▶ [Problem statement] Below is a listing; write it out exactly and drop any images from it.
##############################
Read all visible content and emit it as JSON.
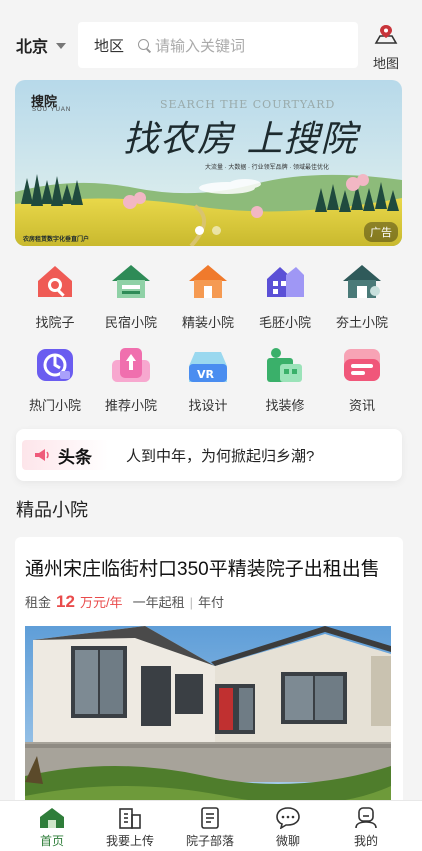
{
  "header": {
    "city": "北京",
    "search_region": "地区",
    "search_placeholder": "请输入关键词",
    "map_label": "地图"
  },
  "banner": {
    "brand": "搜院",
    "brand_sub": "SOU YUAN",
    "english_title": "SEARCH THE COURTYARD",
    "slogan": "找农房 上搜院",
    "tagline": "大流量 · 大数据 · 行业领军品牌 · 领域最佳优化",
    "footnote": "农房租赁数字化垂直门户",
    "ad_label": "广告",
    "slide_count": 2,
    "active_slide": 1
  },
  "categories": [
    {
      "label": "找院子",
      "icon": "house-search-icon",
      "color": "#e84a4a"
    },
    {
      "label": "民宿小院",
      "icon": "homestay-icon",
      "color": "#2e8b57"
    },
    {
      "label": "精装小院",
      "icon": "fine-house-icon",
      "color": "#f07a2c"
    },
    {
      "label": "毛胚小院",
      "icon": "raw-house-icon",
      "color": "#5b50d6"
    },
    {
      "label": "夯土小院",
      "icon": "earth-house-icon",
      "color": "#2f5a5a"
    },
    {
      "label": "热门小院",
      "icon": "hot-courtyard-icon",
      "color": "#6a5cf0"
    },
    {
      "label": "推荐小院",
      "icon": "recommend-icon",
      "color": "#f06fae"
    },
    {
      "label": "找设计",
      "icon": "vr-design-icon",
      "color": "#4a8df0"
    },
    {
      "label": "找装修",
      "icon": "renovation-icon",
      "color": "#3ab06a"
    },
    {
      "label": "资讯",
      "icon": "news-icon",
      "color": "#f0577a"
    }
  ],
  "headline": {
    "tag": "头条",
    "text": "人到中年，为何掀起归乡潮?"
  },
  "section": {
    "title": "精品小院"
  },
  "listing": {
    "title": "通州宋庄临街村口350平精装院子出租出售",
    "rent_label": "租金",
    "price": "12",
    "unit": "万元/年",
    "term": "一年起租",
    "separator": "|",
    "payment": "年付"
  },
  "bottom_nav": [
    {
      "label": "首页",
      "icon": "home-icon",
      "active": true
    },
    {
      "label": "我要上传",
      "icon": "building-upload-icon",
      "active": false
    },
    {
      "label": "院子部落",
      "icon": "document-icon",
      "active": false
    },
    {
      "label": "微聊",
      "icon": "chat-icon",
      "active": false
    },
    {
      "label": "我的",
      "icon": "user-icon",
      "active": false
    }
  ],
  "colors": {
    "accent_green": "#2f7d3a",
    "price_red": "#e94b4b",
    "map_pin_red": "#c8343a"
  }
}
##############################
▶ [The response]
Read all visible content and emit it as JSON.
{
  "header": {
    "city": "北京",
    "search_region": "地区",
    "search_placeholder": "请输入关键词",
    "map_label": "地图"
  },
  "banner": {
    "brand": "搜院",
    "brand_sub": "SOU YUAN",
    "english_title": "SEARCH THE COURTYARD",
    "slogan": "找农房 上搜院",
    "tagline": "大流量 · 大数据 · 行业领军品牌 · 领域最佳优化",
    "footnote": "农房租赁数字化垂直门户",
    "ad_label": "广告",
    "slide_count": 2,
    "active_slide": 1
  },
  "categories": [
    {
      "label": "找院子",
      "icon": "house-search-icon",
      "color": "#e84a4a"
    },
    {
      "label": "民宿小院",
      "icon": "homestay-icon",
      "color": "#2e8b57"
    },
    {
      "label": "精装小院",
      "icon": "fine-house-icon",
      "color": "#f07a2c"
    },
    {
      "label": "毛胚小院",
      "icon": "raw-house-icon",
      "color": "#5b50d6"
    },
    {
      "label": "夯土小院",
      "icon": "earth-house-icon",
      "color": "#2f5a5a"
    },
    {
      "label": "热门小院",
      "icon": "hot-courtyard-icon",
      "color": "#6a5cf0"
    },
    {
      "label": "推荐小院",
      "icon": "recommend-icon",
      "color": "#f06fae"
    },
    {
      "label": "找设计",
      "icon": "vr-design-icon",
      "color": "#4a8df0"
    },
    {
      "label": "找装修",
      "icon": "renovation-icon",
      "color": "#3ab06a"
    },
    {
      "label": "资讯",
      "icon": "news-icon",
      "color": "#f0577a"
    }
  ],
  "headline": {
    "tag": "头条",
    "text": "人到中年，为何掀起归乡潮?"
  },
  "section": {
    "title": "精品小院"
  },
  "listing": {
    "title": "通州宋庄临街村口350平精装院子出租出售",
    "rent_label": "租金",
    "price": "12",
    "unit": "万元/年",
    "term": "一年起租",
    "separator": "|",
    "payment": "年付"
  },
  "bottom_nav": [
    {
      "label": "首页",
      "icon": "home-icon",
      "active": true
    },
    {
      "label": "我要上传",
      "icon": "building-upload-icon",
      "active": false
    },
    {
      "label": "院子部落",
      "icon": "document-icon",
      "active": false
    },
    {
      "label": "微聊",
      "icon": "chat-icon",
      "active": false
    },
    {
      "label": "我的",
      "icon": "user-icon",
      "active": false
    }
  ],
  "colors": {
    "accent_green": "#2f7d3a",
    "price_red": "#e94b4b",
    "map_pin_red": "#c8343a"
  }
}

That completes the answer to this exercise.